EXERCISE:
Check every line below for the string "Gonaïves", and copy the lines that contain it.

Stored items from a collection
>>>

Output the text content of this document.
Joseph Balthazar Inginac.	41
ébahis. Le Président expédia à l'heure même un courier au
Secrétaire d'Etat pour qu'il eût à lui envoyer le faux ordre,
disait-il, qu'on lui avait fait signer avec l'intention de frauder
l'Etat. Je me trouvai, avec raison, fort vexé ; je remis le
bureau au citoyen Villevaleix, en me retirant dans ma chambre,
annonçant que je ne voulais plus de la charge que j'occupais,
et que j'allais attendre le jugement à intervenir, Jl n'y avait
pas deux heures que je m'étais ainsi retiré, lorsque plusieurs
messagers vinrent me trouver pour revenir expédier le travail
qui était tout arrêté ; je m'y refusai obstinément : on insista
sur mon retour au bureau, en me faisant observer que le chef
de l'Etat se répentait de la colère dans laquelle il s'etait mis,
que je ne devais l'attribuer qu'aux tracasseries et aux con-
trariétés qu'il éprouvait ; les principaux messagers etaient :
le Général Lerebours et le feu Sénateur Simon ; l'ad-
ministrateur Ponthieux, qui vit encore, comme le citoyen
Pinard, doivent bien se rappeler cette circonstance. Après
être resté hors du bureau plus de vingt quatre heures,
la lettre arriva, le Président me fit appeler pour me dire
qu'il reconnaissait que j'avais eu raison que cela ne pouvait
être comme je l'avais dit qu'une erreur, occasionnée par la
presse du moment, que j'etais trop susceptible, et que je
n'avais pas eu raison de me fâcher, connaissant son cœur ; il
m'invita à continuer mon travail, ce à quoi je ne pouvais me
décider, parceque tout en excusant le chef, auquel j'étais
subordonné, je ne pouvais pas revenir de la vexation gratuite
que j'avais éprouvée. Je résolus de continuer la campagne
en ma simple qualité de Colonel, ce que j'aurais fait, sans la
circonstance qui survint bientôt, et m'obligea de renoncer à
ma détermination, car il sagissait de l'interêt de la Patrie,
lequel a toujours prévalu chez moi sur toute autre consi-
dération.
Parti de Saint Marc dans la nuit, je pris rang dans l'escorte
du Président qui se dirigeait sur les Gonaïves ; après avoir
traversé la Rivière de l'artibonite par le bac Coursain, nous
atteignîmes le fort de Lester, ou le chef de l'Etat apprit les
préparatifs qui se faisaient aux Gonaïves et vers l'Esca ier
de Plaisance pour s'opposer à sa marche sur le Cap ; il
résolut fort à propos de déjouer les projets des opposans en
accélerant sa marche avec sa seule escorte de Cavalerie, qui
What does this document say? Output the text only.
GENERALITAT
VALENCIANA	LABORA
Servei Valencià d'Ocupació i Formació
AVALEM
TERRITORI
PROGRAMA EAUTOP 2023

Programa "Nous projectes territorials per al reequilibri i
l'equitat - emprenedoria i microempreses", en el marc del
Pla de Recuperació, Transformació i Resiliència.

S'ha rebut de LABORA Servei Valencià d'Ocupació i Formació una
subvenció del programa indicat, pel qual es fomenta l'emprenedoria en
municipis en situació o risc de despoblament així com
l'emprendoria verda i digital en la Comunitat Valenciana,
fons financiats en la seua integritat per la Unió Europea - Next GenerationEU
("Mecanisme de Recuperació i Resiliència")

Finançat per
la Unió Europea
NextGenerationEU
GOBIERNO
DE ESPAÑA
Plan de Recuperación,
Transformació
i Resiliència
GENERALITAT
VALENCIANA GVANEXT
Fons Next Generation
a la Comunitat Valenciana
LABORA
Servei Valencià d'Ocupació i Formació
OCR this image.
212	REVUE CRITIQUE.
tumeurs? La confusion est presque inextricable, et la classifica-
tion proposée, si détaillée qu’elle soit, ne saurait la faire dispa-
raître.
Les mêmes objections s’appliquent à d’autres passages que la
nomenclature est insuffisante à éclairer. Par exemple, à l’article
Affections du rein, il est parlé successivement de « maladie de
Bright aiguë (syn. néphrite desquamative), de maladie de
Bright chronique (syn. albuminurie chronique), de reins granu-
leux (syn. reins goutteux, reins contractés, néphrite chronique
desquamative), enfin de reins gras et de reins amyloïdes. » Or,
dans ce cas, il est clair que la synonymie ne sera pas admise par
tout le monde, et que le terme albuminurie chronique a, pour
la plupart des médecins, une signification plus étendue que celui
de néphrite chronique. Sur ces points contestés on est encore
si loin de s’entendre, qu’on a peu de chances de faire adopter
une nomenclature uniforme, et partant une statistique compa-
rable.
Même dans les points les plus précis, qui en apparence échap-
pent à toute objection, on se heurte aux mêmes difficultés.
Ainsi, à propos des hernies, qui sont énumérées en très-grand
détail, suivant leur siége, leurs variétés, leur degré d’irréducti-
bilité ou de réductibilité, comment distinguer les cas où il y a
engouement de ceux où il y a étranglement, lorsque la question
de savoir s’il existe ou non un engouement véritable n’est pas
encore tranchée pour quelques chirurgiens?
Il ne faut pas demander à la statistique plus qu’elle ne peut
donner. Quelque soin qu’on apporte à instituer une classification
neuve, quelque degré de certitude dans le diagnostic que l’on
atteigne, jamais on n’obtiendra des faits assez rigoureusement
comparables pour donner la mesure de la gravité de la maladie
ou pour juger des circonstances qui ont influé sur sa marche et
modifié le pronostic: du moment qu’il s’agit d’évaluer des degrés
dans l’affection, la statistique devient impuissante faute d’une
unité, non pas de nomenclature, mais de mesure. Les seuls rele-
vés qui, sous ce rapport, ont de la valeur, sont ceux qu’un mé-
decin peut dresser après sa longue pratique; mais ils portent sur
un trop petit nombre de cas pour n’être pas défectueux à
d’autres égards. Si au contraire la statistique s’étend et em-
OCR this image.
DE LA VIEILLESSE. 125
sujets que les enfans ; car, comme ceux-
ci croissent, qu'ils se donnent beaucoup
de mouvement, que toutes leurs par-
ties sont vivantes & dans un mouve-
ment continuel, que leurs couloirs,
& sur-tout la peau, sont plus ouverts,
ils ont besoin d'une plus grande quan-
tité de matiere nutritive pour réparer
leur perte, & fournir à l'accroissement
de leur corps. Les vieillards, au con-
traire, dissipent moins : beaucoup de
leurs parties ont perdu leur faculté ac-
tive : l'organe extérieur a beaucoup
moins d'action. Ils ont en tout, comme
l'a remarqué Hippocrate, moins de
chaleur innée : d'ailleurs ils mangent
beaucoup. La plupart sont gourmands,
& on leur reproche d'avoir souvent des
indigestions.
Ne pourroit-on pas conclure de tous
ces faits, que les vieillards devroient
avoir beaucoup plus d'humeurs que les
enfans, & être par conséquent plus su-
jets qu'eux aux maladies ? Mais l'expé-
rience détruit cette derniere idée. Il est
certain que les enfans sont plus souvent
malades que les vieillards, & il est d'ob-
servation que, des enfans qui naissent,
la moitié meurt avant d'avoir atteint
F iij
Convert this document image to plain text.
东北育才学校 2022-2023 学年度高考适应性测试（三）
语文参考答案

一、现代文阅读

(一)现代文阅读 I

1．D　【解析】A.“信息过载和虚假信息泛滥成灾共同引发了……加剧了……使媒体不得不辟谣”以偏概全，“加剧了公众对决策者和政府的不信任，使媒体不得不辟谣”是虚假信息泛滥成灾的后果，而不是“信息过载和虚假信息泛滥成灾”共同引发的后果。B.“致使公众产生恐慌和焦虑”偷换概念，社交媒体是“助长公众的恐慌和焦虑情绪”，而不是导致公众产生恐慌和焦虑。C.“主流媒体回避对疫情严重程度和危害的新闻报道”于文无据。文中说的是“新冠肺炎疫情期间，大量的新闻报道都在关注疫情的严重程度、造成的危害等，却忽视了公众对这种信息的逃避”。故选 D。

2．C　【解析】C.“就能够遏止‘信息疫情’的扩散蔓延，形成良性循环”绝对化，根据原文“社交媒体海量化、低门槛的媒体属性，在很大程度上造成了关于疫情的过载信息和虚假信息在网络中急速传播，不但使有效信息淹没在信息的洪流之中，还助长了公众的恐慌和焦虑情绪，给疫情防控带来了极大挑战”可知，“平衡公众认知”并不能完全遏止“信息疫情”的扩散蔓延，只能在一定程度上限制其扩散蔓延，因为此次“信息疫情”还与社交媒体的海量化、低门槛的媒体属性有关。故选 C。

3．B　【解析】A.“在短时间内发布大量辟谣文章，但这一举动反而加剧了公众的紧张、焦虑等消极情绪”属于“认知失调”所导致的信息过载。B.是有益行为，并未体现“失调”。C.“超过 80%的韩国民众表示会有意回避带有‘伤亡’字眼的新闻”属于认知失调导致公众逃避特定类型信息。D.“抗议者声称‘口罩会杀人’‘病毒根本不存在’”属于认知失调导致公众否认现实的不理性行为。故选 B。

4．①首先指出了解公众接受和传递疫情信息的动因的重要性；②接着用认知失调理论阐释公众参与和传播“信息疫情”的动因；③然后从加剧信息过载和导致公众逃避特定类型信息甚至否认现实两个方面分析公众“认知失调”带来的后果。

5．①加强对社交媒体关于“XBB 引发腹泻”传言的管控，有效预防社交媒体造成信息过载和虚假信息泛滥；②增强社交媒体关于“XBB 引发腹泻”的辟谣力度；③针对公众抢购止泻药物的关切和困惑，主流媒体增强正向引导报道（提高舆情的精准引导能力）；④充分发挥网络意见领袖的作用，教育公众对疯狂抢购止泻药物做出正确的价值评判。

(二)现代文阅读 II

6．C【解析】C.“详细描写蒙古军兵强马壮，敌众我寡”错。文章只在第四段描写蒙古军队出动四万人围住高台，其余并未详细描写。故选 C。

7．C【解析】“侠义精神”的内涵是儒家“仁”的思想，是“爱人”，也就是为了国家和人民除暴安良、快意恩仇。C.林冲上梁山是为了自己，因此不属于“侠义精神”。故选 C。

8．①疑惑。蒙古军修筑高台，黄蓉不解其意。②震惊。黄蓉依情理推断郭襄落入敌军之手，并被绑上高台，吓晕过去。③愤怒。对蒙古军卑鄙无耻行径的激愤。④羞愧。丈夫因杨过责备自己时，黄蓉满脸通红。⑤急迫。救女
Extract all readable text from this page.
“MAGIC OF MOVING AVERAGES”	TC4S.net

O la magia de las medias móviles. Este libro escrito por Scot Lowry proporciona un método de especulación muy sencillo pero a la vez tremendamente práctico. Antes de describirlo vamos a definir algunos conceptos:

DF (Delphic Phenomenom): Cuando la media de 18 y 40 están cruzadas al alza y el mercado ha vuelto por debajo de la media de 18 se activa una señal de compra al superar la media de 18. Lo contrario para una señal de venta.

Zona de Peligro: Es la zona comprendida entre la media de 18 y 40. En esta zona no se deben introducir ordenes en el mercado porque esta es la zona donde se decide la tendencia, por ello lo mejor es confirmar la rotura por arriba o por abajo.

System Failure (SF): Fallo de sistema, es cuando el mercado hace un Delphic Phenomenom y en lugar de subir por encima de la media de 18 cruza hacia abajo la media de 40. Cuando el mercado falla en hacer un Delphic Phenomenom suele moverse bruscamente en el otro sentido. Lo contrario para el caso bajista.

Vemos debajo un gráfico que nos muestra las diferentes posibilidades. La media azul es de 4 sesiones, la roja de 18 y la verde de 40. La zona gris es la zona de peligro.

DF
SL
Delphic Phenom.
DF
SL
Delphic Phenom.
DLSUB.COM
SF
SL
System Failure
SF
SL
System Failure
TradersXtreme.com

<<<

RESPONSE:
du Président qui se dirigeait sur les Gonaïves ; après avoir
préparatifs qui se faisaient aux Gonaïves et vers l'Esca ier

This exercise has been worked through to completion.